··· MATERIAL SHOWN ···

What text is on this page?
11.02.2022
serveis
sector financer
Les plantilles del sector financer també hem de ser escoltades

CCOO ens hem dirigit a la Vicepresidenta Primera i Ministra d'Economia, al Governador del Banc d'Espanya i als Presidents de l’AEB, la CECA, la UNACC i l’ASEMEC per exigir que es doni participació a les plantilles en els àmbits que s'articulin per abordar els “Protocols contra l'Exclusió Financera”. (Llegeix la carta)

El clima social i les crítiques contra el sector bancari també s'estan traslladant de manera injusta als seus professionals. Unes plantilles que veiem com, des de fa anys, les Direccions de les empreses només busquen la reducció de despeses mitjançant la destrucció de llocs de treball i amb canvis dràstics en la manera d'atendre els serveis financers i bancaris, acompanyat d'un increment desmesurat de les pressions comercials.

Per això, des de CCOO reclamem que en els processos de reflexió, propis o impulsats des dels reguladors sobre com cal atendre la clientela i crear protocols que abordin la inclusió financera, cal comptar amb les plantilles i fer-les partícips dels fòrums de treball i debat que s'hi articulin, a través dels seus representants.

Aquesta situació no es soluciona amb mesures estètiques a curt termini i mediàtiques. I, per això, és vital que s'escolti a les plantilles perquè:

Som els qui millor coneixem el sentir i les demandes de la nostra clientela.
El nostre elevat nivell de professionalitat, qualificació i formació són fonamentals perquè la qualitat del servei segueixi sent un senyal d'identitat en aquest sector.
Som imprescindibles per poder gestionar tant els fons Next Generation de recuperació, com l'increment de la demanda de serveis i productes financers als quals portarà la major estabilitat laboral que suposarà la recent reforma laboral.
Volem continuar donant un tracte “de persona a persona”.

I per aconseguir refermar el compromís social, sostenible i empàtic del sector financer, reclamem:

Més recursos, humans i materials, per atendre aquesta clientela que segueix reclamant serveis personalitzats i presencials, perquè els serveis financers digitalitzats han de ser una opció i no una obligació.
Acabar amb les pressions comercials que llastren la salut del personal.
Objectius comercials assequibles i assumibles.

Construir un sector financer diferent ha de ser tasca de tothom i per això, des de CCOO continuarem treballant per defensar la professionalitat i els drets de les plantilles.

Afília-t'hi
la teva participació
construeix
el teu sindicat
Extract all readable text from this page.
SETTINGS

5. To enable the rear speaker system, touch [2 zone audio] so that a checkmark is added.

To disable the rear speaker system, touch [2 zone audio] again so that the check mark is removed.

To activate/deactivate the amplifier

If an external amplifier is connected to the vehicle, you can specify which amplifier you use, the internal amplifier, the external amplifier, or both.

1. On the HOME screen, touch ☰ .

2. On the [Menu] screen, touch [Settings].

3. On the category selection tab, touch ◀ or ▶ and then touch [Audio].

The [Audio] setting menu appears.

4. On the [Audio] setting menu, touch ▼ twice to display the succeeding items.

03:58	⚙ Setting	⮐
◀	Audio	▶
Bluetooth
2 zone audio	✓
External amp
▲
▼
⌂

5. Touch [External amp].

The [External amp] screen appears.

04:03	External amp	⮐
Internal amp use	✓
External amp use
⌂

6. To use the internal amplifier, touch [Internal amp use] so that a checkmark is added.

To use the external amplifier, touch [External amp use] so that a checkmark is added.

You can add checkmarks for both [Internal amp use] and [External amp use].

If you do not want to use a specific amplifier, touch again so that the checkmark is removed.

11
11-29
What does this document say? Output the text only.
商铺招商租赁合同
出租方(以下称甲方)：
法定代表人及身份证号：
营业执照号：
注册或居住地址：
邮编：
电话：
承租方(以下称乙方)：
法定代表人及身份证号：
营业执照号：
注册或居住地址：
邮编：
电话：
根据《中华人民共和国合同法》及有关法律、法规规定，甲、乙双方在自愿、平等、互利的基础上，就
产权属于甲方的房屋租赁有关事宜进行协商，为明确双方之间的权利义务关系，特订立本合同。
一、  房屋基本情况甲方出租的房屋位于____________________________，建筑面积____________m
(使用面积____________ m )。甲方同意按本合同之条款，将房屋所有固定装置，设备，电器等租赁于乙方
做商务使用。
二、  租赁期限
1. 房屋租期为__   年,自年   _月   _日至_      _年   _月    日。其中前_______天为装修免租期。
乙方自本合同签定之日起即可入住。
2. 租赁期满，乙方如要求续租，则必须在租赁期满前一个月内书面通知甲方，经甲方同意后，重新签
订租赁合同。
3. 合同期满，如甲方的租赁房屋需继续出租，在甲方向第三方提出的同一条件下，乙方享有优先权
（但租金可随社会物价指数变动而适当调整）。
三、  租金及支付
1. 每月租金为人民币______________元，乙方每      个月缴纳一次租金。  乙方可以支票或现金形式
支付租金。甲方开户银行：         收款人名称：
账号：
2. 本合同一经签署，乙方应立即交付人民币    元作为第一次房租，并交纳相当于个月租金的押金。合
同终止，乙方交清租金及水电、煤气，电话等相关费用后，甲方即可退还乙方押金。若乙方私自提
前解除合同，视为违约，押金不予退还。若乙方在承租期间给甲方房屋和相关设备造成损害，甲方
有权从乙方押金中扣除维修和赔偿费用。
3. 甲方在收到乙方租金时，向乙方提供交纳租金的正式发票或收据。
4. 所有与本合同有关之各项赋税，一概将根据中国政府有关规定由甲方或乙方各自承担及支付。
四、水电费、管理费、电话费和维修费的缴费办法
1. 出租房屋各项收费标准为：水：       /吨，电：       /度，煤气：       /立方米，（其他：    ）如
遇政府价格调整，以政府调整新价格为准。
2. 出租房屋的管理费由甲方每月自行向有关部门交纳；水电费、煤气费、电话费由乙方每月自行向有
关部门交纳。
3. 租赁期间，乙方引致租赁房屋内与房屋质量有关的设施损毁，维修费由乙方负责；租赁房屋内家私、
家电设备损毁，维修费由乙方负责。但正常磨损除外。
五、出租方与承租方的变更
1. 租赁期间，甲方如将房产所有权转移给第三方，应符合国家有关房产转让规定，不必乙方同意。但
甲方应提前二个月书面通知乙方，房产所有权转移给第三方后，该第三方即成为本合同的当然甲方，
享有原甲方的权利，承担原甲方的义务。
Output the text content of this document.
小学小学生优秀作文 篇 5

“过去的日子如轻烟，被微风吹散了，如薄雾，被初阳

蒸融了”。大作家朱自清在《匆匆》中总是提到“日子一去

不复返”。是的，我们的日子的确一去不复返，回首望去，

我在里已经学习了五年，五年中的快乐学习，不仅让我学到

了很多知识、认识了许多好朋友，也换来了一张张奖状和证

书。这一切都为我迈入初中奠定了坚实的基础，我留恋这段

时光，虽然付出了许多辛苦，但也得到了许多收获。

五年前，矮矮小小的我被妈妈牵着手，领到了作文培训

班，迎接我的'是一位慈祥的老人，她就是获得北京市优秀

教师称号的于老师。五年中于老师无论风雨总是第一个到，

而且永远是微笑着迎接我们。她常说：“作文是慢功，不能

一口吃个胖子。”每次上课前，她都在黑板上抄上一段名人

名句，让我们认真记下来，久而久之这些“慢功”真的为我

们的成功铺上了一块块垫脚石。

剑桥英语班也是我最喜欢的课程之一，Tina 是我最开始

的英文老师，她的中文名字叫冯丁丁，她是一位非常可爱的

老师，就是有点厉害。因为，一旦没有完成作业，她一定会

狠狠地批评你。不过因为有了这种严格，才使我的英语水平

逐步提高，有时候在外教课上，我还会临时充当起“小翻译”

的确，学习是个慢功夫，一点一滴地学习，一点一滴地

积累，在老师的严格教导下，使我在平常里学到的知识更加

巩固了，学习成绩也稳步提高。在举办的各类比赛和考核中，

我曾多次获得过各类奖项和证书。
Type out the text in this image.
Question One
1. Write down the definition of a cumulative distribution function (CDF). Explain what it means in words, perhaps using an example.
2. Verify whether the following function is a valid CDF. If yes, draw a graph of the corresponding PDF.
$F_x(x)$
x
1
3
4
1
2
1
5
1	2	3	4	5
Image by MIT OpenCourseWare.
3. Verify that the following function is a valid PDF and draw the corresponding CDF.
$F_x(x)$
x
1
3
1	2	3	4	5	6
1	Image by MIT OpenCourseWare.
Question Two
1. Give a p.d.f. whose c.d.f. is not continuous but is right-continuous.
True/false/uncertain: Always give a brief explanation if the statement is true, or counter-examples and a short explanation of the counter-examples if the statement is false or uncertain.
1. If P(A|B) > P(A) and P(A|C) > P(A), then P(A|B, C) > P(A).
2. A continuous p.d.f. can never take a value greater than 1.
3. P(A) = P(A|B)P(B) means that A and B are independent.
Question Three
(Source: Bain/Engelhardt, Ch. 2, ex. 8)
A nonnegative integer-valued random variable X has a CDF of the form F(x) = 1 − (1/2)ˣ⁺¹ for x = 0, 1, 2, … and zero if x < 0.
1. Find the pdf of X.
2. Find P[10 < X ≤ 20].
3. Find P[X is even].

···

THE TASK> Check each line of the material above for "clientela" and say how many lines contain it, giving the number alone.

WRITTEN ANSWER> 3